━━ Supplied records
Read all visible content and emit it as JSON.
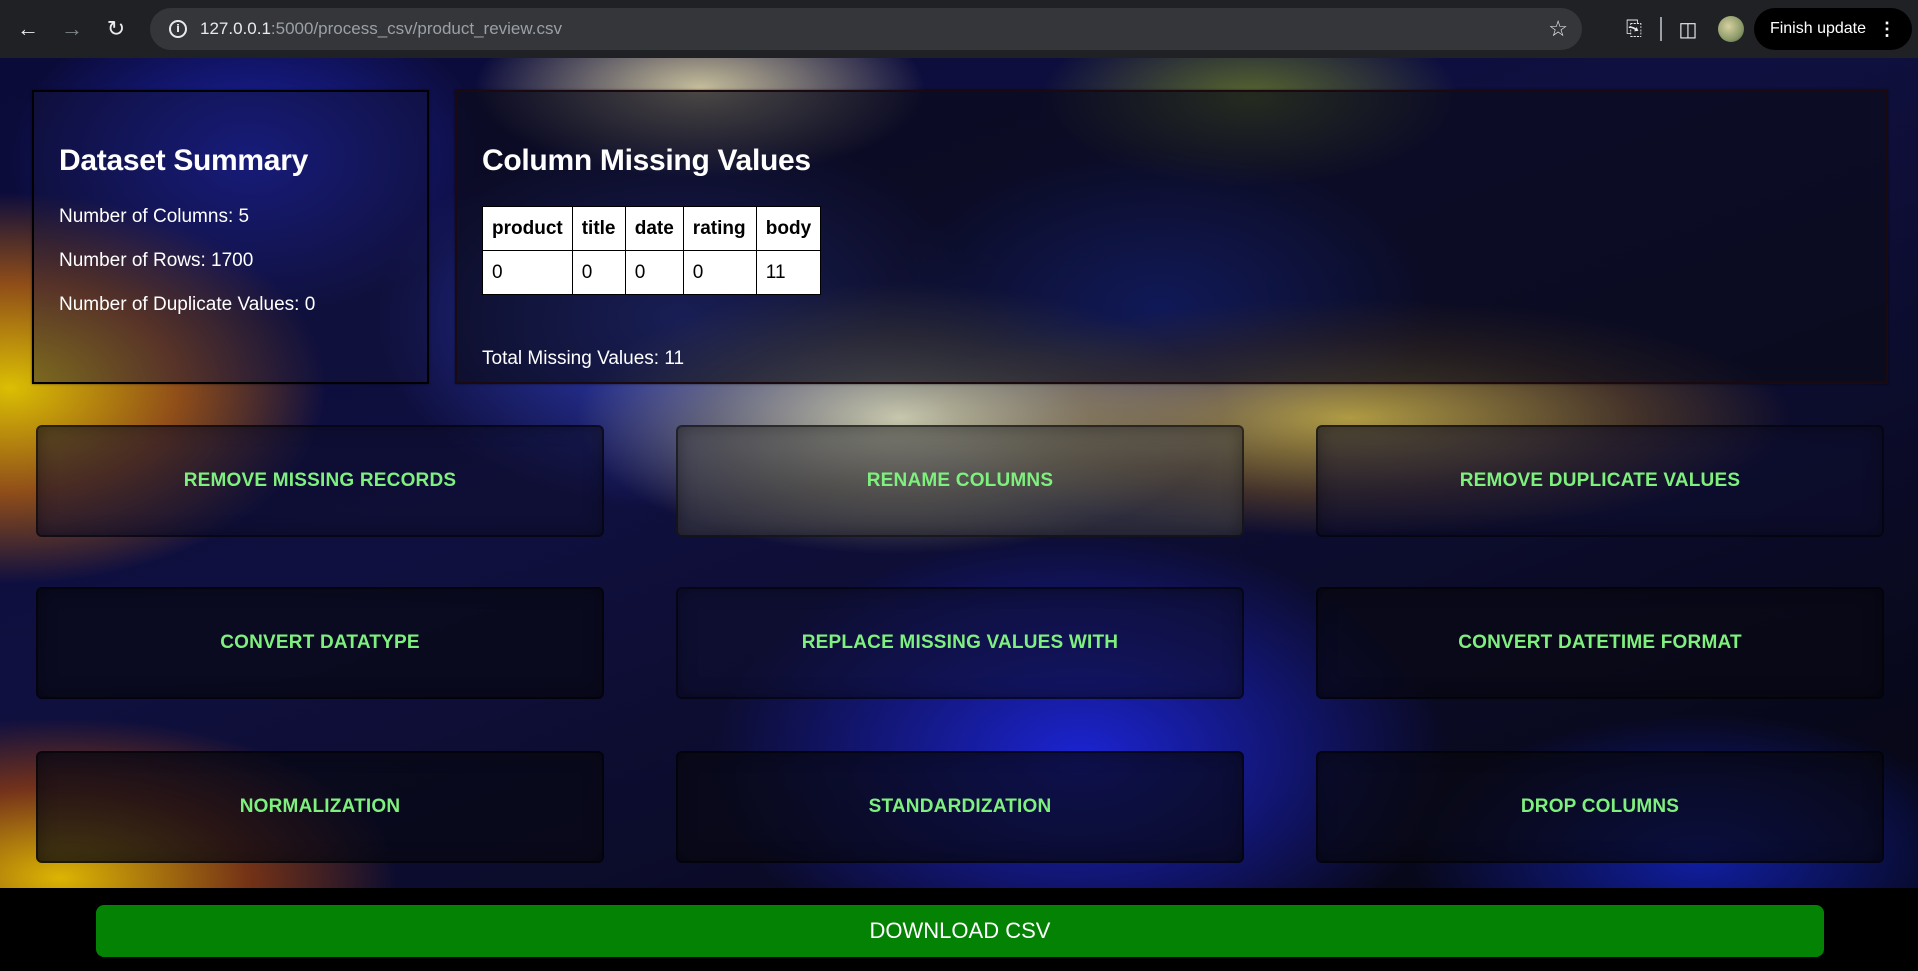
{
  "browser": {
    "url_host": "127.0.0.1",
    "url_path": ":5000/process_csv/product_review.csv",
    "update_label": "Finish update"
  },
  "summary": {
    "title": "Dataset Summary",
    "columns": "Number of Columns: 5",
    "rows": "Number of Rows: 1700",
    "duplicates": "Number of Duplicate Values: 0"
  },
  "missing": {
    "title": "Column Missing Values",
    "headers": [
      "product",
      "title",
      "date",
      "rating",
      "body"
    ],
    "values": [
      "0",
      "0",
      "0",
      "0",
      "11"
    ],
    "total": "Total Missing Values: 11"
  },
  "actions": {
    "remove_missing": "REMOVE MISSING RECORDS",
    "rename_columns": "RENAME COLUMNS",
    "remove_duplicates": "REMOVE DUPLICATE VALUES",
    "convert_datatype": "CONVERT DATATYPE",
    "replace_missing": "REPLACE MISSING VALUES WITH",
    "convert_datetime": "CONVERT DATETIME FORMAT",
    "normalization": "NORMALIZATION",
    "standardization": "STANDARDIZATION",
    "drop_columns": "DROP COLUMNS"
  },
  "download_label": "DOWNLOAD CSV",
  "colors": {
    "button_text": "#7ef07e",
    "download_bg": "#048204",
    "chrome_bg": "#202124"
  }
}
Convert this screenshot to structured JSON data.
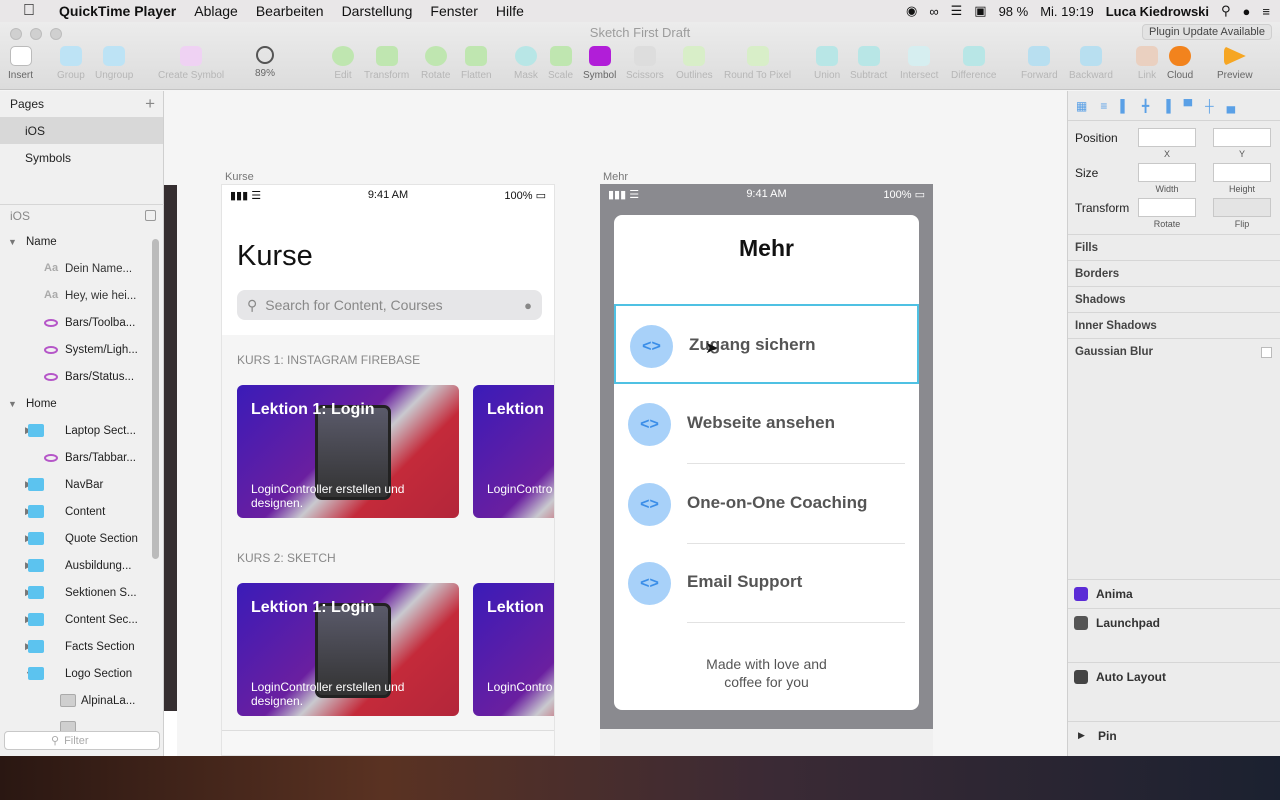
━━━━
# Written problem
Transcribe the whole listing exactly. Pictures are excluded.

# Written response
Read all visible content and emit it as JSON.
{
  "browser": {
    "url_host": "127.0.0.1",
    "url_path": ":5000/process_csv/product_review.csv",
    "update_label": "Finish update"
  },
  "summary": {
    "title": "Dataset Summary",
    "columns": "Number of Columns: 5",
    "rows": "Number of Rows: 1700",
    "duplicates": "Number of Duplicate Values: 0"
  },
  "missing": {
    "title": "Column Missing Values",
    "headers": [
      "product",
      "title",
      "date",
      "rating",
      "body"
    ],
    "values": [
      "0",
      "0",
      "0",
      "0",
      "11"
    ],
    "total": "Total Missing Values: 11"
  },
  "actions": {
    "remove_missing": "REMOVE MISSING RECORDS",
    "rename_columns": "RENAME COLUMNS",
    "remove_duplicates": "REMOVE DUPLICATE VALUES",
    "convert_datatype": "CONVERT DATATYPE",
    "replace_missing": "REPLACE MISSING VALUES WITH",
    "convert_datetime": "CONVERT DATETIME FORMAT",
    "normalization": "NORMALIZATION",
    "standardization": "STANDARDIZATION",
    "drop_columns": "DROP COLUMNS"
  },
  "download_label": "DOWNLOAD CSV",
  "colors": {
    "button_text": "#7ef07e",
    "download_bg": "#048204",
    "chrome_bg": "#202124"
  }
}
Convert this screenshot to structured JSON data.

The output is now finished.